Your tasks:
a. According to the Corsenside text, at which place does the River Rede meet the River North Tyne?
b. Retype the part of the Corsenside text that opens with the words containing "Corsenside is one" and closes with "constituency of Hexham.".
c. Extend the Corsenside text past its last sentence.

Document segment:

Corsenside is one of the largest parishes in Northumberland, however the area is mainly a vast expanse of rolling hills and farmland, with three tiny villages: West Woodburn, East Woodburn and Ridsdale with about 600 inhabitants in total. The area runs alongside the A68 road about 17 mi north of Corbridge. The A68 roughly follows the route of the old Roman 'Dere Street'. There are many historic points of interest in this area including the remains of the Roman Camp of Habitancum, Bell Knowe an Iron Age burial site, and the remains of Ridsdale Iron Works, which had its heyday in the Industrial Revolution.

== Governance ==
Corsenside is in the parliamentary constituency of Hexham.

== Geography ==
Corsenside is on the River Rede, which flows from the Scottish border south through the Northumberland National Park and Corsenside before meeting the River North Tyne at Redesmouth. The A68 road also runs north–south, crossing the Rede at West Woodburn, the main village in the parish, with a pub, school, and post office. East Woodburn is on minor roads to the east, and Ridsdale, with 80 houses and the Gun Inn pub, on the A68 in the south of the parish.

Supplied material:
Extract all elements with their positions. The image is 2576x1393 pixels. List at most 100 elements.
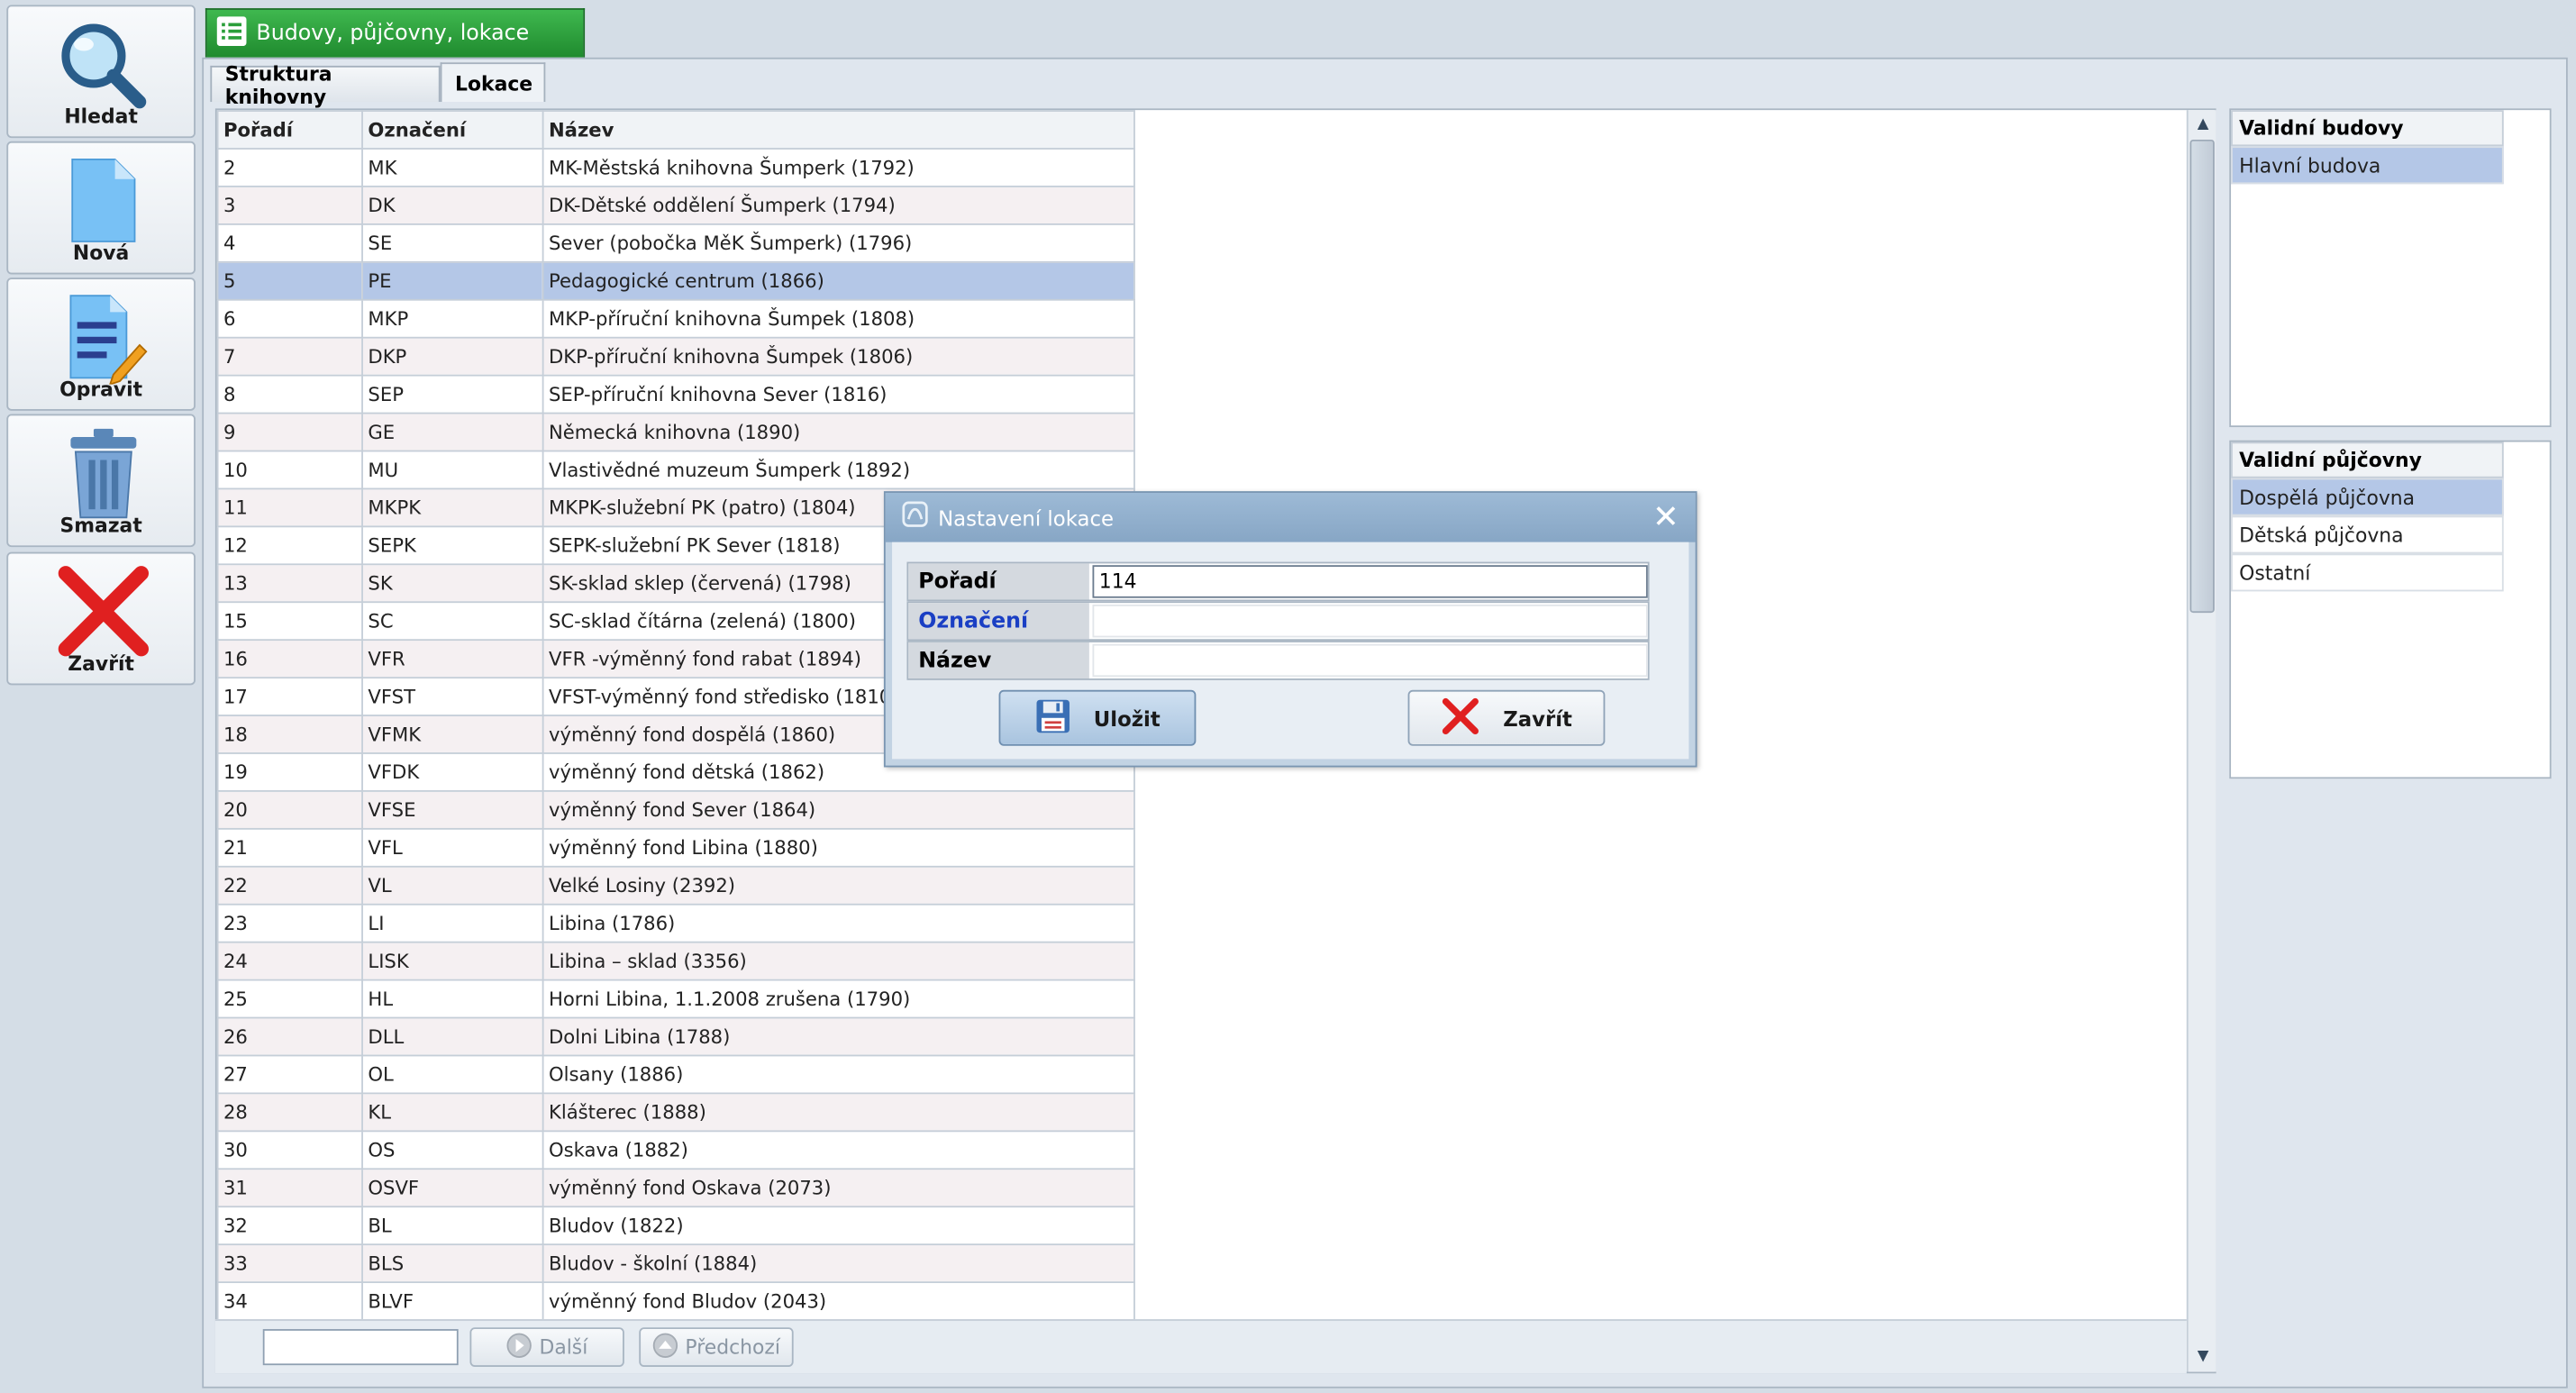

Responses for each task:
a. Redesmouth

b.
Corsenside is one of the largest parishes in Northumberland, however the area is mainly a vast expanse of rolling hills and farmland, with three tiny villages: West Woodburn, East Woodburn and Ridsdale with about 600 inhabitants in total. The area runs alongside the A68 road about 17 mi north of Corbridge. The A68 roughly follows the route of the old Roman 'Dere Street'. There are many historic points of interest in this area including the remains of the Roman Camp of Habitancum, Bell Knowe an Iron Age burial site, and the remains of Ridsdale Iron Works, which had its heyday in the Industrial Revolution.

== Governance ==
Corsenside is in the parliamentary constituency of Hexham.

c.
== Religious sites ==
The tiny church of St. Cuthbert at Corsenside, between the road and the river, contains a Norman chancel arch. The age and dedication of the church makes it probable that this was one of the spots where the body of St. Cuthbert rested during the flight of the monks from Holy Island, 875–882 AD. They probably came here from Elsdon; and continued by way of Bellingham, Haydon Bridge, Beltingham, etc. The neighbouring house with small mullioned windows is a 17th-century building.